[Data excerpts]
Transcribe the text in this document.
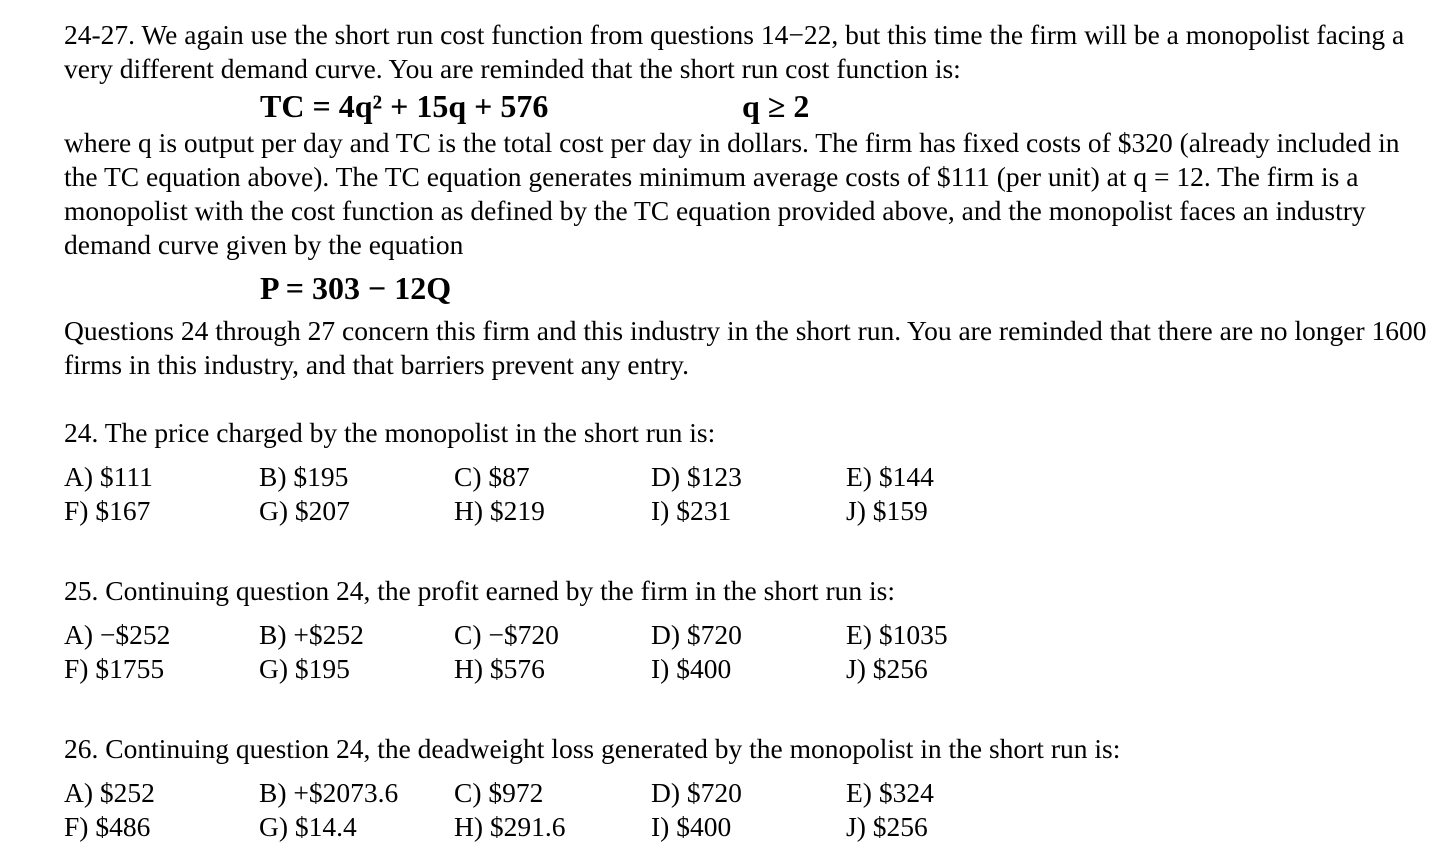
24-27. We again use the short run cost function from questions 14−22, but this time the firm will be a monopolist facing a very different demand curve. You are reminded that the short run cost function is:

TC = 4q² + 15q + 576	q ≥ 2

where q is output per day and TC is the total cost per day in dollars. The firm has fixed costs of $320 (already included in the TC equation above). The TC equation generates minimum average costs of $111 (per unit) at q = 12. The firm is a monopolist with the cost function as defined by the TC equation provided above, and the monopolist faces an industry demand curve given by the equation

P = 303 − 12Q

Questions 24 through 27 concern this firm and this industry in the short run. You are reminded that there are no longer 1600 firms in this industry, and that barriers prevent any entry.

24. The price charged by the monopolist in the short run is:

A) $111	B) $195	C) $87	D) $123	E) $144
F) $167	G) $207	H) $219	I) $231	J) $159

25. Continuing question 24, the profit earned by the firm in the short run is:

A) −$252	B) +$252	C) −$720	D) $720	E) $1035
F) $1755	G) $195	H) $576	I) $400	J) $256

26. Continuing question 24, the deadweight loss generated by the monopolist in the short run is:

A) $252	B) +$2073.6	C) $972	D) $720	E) $324
F) $486	G) $14.4	H) $291.6	I) $400	J) $256
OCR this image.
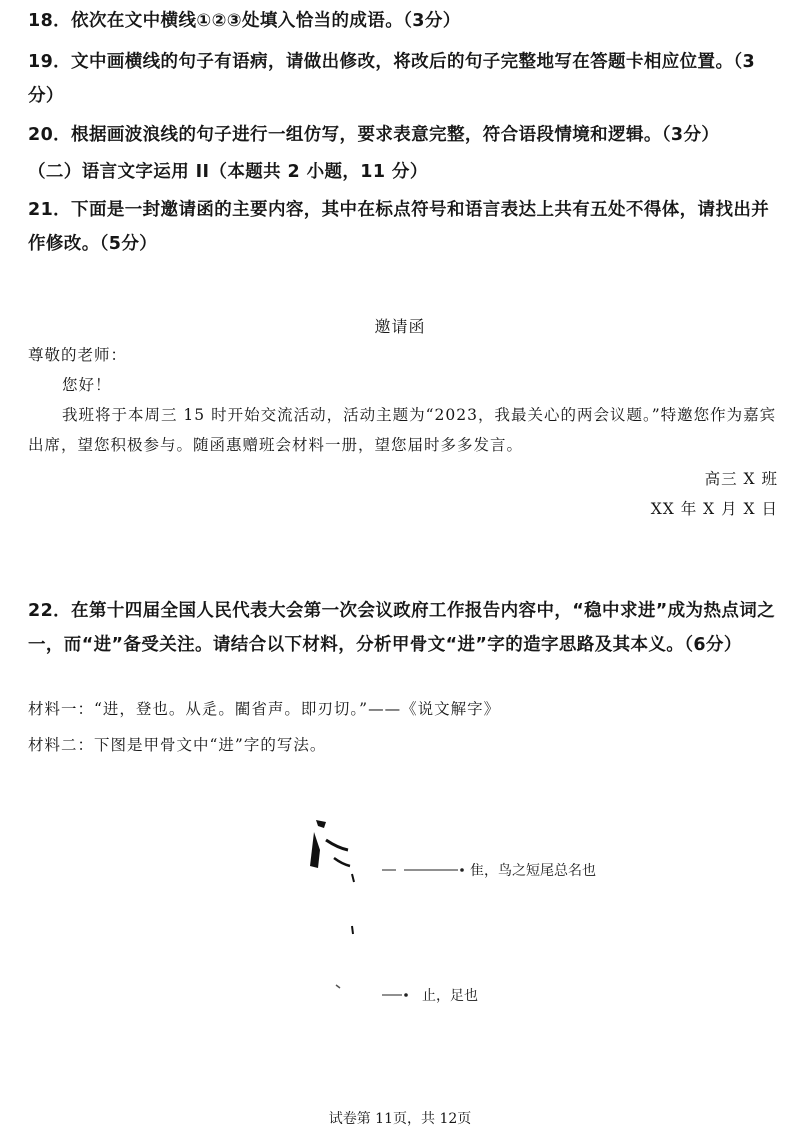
18．依次在文中横线①②③处填入恰当的成语。（3分）
19．文中画横线的句子有语病，请做出修改，将改后的句子完整地写在答题卡相应位置。（3分）
20．根据画波浪线的句子进行一组仿写，要求表意完整，符合语段情境和逻辑。（3分）
（二）语言文字运用 II（本题共 2 小题，11 分）
21．下面是一封邀请函的主要内容，其中在标点符号和语言表达上共有五处不得体，请找出并作修改。（5分）
邀请函
尊敬的老师：
您好！
我班将于本周三 15 时开始交流活动，活动主题为“2023，我最关心的两会议题。”特邀您作为嘉宾出席，望您积极参与。随函惠赠班会材料一册，望您届时多多发言。
高三 X 班
XX 年 X 月 X 日
22．在第十四届全国人民代表大会第一次会议政府工作报告内容中，“稳中求进”成为热点词之一，而“进”备受关注。请结合以下材料，分析甲骨文“进”字的造字思路及其本义。（6分）
材料一：“进，登也。从辵。閵省声。即刃切。”——《说文解字》
材料二：下图是甲骨文中“进”字的写法。
隹，鸟之短尾总名也
止，足也
试卷第 11页，共 12页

◆ TO BE DONE: Return the lines of the records that include the string "Continuing".

◆ EXPECTED ANSWER:
25. Continuing question 24, the profit earned by the firm in the short run is:
26. Continuing question 24, the deadweight loss generated by the monopolist in the short run is:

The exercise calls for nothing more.